#### Source data

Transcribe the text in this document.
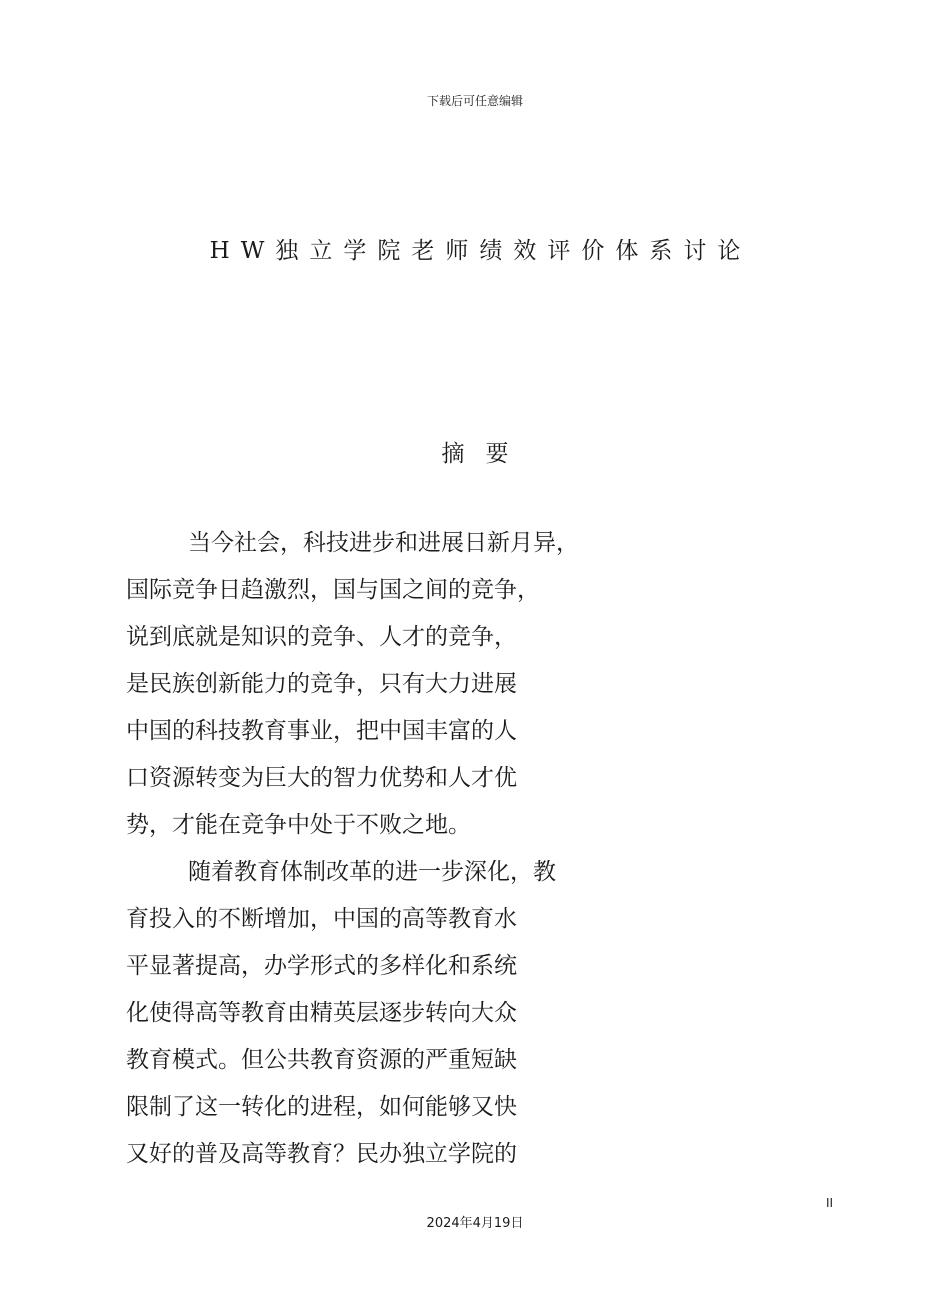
下载后可任意编辑
HW独立学院老师绩效评价体系讨论
摘要
当今社会，科技进步和进展日新月异，
国际竞争日趋激烈，国与国之间的竞争，
说到底就是知识的竞争、人才的竞争，
是民族创新能力的竞争，只有大力进展
中国的科技教育事业，把中国丰富的人
口资源转变为巨大的智力优势和人才优
势，才能在竞争中处于不败之地。
随着教育体制改革的进一步深化，教
育投入的不断增加，中国的高等教育水
平显著提高，办学形式的多样化和系统
化使得高等教育由精英层逐步转向大众
教育模式。但公共教育资源的严重短缺
限制了这一转化的进程，如何能够又快
又好的普及高等教育？民办独立学院的
II
2024年4月19日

########

Exclude the pictures. Write out the remaining data exactly.

Transcribe the text in this document.
下载后可任意编辑
HW独立学院老师绩效评价体系讨论
摘要
当今社会，科技进步和进展日新月异，
国际竞争日趋激烈，国与国之间的竞争，
说到底就是知识的竞争、人才的竞争，
是民族创新能力的竞争，只有大力进展
中国的科技教育事业，把中国丰富的人
口资源转变为巨大的智力优势和人才优
势，才能在竞争中处于不败之地。
随着教育体制改革的进一步深化，教
育投入的不断增加，中国的高等教育水
平显著提高，办学形式的多样化和系统
化使得高等教育由精英层逐步转向大众
教育模式。但公共教育资源的严重短缺
限制了这一转化的进程，如何能够又快
又好的普及高等教育？民办独立学院的
II
2024年4月19日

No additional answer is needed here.